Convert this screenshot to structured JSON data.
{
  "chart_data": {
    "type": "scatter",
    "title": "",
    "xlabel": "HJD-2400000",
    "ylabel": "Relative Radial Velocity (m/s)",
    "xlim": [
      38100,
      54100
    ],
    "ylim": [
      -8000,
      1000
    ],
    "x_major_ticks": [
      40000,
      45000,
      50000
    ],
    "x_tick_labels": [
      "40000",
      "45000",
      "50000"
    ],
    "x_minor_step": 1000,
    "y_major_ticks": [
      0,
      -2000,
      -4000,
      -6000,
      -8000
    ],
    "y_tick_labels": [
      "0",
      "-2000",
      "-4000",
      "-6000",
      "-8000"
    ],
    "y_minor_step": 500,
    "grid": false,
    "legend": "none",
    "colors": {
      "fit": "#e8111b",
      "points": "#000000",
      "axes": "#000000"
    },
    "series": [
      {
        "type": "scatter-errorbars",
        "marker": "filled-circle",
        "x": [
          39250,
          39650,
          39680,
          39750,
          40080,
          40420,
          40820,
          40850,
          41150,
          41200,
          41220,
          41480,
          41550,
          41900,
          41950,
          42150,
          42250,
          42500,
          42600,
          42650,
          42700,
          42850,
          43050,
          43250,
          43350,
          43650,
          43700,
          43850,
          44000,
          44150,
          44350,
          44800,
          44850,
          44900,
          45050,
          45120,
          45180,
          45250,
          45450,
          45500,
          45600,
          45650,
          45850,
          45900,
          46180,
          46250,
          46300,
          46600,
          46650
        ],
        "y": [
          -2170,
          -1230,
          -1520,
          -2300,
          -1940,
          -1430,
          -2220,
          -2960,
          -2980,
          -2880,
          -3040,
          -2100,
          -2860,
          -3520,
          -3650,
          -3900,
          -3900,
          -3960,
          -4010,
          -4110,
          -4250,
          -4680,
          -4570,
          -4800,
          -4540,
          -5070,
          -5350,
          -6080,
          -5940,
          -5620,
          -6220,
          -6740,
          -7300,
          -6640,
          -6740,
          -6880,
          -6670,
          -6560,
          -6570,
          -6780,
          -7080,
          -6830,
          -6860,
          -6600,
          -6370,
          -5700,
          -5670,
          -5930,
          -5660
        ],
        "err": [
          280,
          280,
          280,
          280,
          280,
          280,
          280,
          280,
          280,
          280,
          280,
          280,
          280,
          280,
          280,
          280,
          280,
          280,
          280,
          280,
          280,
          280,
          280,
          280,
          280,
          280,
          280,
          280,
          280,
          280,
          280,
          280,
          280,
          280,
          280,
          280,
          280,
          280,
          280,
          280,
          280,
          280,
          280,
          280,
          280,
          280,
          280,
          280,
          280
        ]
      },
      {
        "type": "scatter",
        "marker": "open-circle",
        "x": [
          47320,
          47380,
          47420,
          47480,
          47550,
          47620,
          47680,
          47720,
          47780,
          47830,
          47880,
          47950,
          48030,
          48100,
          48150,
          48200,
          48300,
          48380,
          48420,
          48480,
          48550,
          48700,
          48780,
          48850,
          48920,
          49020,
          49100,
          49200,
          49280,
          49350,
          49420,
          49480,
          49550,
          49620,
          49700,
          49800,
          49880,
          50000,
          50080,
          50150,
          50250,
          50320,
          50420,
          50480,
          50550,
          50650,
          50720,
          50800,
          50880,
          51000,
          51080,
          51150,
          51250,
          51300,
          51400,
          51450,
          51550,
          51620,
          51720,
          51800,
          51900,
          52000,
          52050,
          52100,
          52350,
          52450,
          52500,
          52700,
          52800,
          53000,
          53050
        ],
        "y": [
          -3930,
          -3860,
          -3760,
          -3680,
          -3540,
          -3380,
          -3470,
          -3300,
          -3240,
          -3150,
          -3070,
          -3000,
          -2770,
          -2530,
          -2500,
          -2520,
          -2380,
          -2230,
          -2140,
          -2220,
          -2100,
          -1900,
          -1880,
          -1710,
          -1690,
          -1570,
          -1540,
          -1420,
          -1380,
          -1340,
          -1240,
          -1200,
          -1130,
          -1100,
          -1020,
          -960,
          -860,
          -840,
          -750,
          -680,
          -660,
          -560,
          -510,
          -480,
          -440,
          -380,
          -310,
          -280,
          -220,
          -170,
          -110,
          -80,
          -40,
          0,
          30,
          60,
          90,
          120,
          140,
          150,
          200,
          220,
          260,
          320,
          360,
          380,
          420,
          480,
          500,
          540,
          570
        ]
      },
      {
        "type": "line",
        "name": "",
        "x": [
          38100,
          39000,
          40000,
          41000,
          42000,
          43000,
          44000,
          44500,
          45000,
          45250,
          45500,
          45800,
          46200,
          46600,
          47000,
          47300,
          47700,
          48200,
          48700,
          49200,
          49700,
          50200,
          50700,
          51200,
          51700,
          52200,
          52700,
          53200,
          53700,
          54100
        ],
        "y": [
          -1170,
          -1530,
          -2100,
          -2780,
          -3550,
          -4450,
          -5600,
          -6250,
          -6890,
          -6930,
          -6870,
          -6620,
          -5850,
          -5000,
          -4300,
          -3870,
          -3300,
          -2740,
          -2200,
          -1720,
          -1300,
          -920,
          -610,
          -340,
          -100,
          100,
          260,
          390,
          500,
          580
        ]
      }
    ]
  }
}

## EXERCISE
Repeat the material in full, exactly as it stands.

## SOLUTION TO THIS EXERCISE
Convert this screenshot to structured JSON data.
{
  "chart_data": {
    "type": "scatter",
    "title": "",
    "xlabel": "HJD-2400000",
    "ylabel": "Relative Radial Velocity (m/s)",
    "xlim": [
      38100,
      54100
    ],
    "ylim": [
      -8000,
      1000
    ],
    "x_major_ticks": [
      40000,
      45000,
      50000
    ],
    "x_tick_labels": [
      "40000",
      "45000",
      "50000"
    ],
    "x_minor_step": 1000,
    "y_major_ticks": [
      0,
      -2000,
      -4000,
      -6000,
      -8000
    ],
    "y_tick_labels": [
      "0",
      "-2000",
      "-4000",
      "-6000",
      "-8000"
    ],
    "y_minor_step": 500,
    "grid": false,
    "legend": "none",
    "colors": {
      "fit": "#e8111b",
      "points": "#000000",
      "axes": "#000000"
    },
    "series": [
      {
        "type": "scatter-errorbars",
        "marker": "filled-circle",
        "x": [
          39250,
          39650,
          39680,
          39750,
          40080,
          40420,
          40820,
          40850,
          41150,
          41200,
          41220,
          41480,
          41550,
          41900,
          41950,
          42150,
          42250,
          42500,
          42600,
          42650,
          42700,
          42850,
          43050,
          43250,
          43350,
          43650,
          43700,
          43850,
          44000,
          44150,
          44350,
          44800,
          44850,
          44900,
          45050,
          45120,
          45180,
          45250,
          45450,
          45500,
          45600,
          45650,
          45850,
          45900,
          46180,
          46250,
          46300,
          46600,
          46650
        ],
        "y": [
          -2170,
          -1230,
          -1520,
          -2300,
          -1940,
          -1430,
          -2220,
          -2960,
          -2980,
          -2880,
          -3040,
          -2100,
          -2860,
          -3520,
          -3650,
          -3900,
          -3900,
          -3960,
          -4010,
          -4110,
          -4250,
          -4680,
          -4570,
          -4800,
          -4540,
          -5070,
          -5350,
          -6080,
          -5940,
          -5620,
          -6220,
          -6740,
          -7300,
          -6640,
          -6740,
          -6880,
          -6670,
          -6560,
          -6570,
          -6780,
          -7080,
          -6830,
          -6860,
          -6600,
          -6370,
          -5700,
          -5670,
          -5930,
          -5660
        ],
        "err": [
          280,
          280,
          280,
          280,
          280,
          280,
          280,
          280,
          280,
          280,
          280,
          280,
          280,
          280,
          280,
          280,
          280,
          280,
          280,
          280,
          280,
          280,
          280,
          280,
          280,
          280,
          280,
          280,
          280,
          280,
          280,
          280,
          280,
          280,
          280,
          280,
          280,
          280,
          280,
          280,
          280,
          280,
          280,
          280,
          280,
          280,
          280,
          280,
          280
        ]
      },
      {
        "type": "scatter",
        "marker": "open-circle",
        "x": [
          47320,
          47380,
          47420,
          47480,
          47550,
          47620,
          47680,
          47720,
          47780,
          47830,
          47880,
          47950,
          48030,
          48100,
          48150,
          48200,
          48300,
          48380,
          48420,
          48480,
          48550,
          48700,
          48780,
          48850,
          48920,
          49020,
          49100,
          49200,
          49280,
          49350,
          49420,
          49480,
          49550,
          49620,
          49700,
          49800,
          49880,
          50000,
          50080,
          50150,
          50250,
          50320,
          50420,
          50480,
          50550,
          50650,
          50720,
          50800,
          50880,
          51000,
          51080,
          51150,
          51250,
          51300,
          51400,
          51450,
          51550,
          51620,
          51720,
          51800,
          51900,
          52000,
          52050,
          52100,
          52350,
          52450,
          52500,
          52700,
          52800,
          53000,
          53050
        ],
        "y": [
          -3930,
          -3860,
          -3760,
          -3680,
          -3540,
          -3380,
          -3470,
          -3300,
          -3240,
          -3150,
          -3070,
          -3000,
          -2770,
          -2530,
          -2500,
          -2520,
          -2380,
          -2230,
          -2140,
          -2220,
          -2100,
          -1900,
          -1880,
          -1710,
          -1690,
          -1570,
          -1540,
          -1420,
          -1380,
          -1340,
          -1240,
          -1200,
          -1130,
          -1100,
          -1020,
          -960,
          -860,
          -840,
          -750,
          -680,
          -660,
          -560,
          -510,
          -480,
          -440,
          -380,
          -310,
          -280,
          -220,
          -170,
          -110,
          -80,
          -40,
          0,
          30,
          60,
          90,
          120,
          140,
          150,
          200,
          220,
          260,
          320,
          360,
          380,
          420,
          480,
          500,
          540,
          570
        ]
      },
      {
        "type": "line",
        "name": "",
        "x": [
          38100,
          39000,
          40000,
          41000,
          42000,
          43000,
          44000,
          44500,
          45000,
          45250,
          45500,
          45800,
          46200,
          46600,
          47000,
          47300,
          47700,
          48200,
          48700,
          49200,
          49700,
          50200,
          50700,
          51200,
          51700,
          52200,
          52700,
          53200,
          53700,
          54100
        ],
        "y": [
          -1170,
          -1530,
          -2100,
          -2780,
          -3550,
          -4450,
          -5600,
          -6250,
          -6890,
          -6930,
          -6870,
          -6620,
          -5850,
          -5000,
          -4300,
          -3870,
          -3300,
          -2740,
          -2200,
          -1720,
          -1300,
          -920,
          -610,
          -340,
          -100,
          100,
          260,
          390,
          500,
          580
        ]
      }
    ]
  }
}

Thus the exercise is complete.